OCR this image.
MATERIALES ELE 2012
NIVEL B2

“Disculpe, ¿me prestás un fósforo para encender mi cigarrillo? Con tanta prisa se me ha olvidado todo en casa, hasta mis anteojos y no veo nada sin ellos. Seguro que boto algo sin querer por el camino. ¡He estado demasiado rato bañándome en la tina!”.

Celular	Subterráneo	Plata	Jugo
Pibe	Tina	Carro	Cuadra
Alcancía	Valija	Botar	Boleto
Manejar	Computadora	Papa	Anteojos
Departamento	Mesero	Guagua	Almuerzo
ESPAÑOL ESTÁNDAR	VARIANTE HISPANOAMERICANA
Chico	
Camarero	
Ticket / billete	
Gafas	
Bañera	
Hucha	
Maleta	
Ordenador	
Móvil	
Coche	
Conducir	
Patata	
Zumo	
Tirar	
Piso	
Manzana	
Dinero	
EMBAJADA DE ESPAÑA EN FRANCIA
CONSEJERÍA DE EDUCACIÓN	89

◇ ◇ ◇

◆ PROBLEM STATEMENT: Restate each record word for word.

◆ EXPECTED ANSWER:
OCR this image.
MATERIALES ELE 2012
NIVEL B2

“Disculpe, ¿me prestás un fósforo para encender mi cigarrillo? Con tanta prisa se me ha olvidado todo en casa, hasta mis anteojos y no veo nada sin ellos. Seguro que boto algo sin querer por el camino. ¡He estado demasiado rato bañándome en la tina!”.

Celular	Subterráneo	Plata	Jugo
Pibe	Tina	Carro	Cuadra
Alcancía	Valija	Botar	Boleto
Manejar	Computadora	Papa	Anteojos
Departamento	Mesero	Guagua	Almuerzo
ESPAÑOL ESTÁNDAR	VARIANTE HISPANOAMERICANA
Chico	
Camarero	
Ticket / billete	
Gafas	
Bañera	
Hucha	
Maleta	
Ordenador	
Móvil	
Coche	
Conducir	
Patata	
Zumo	
Tirar	
Piso	
Manzana	
Dinero	
EMBAJADA DE ESPAÑA EN FRANCIA
CONSEJERÍA DE EDUCACIÓN	89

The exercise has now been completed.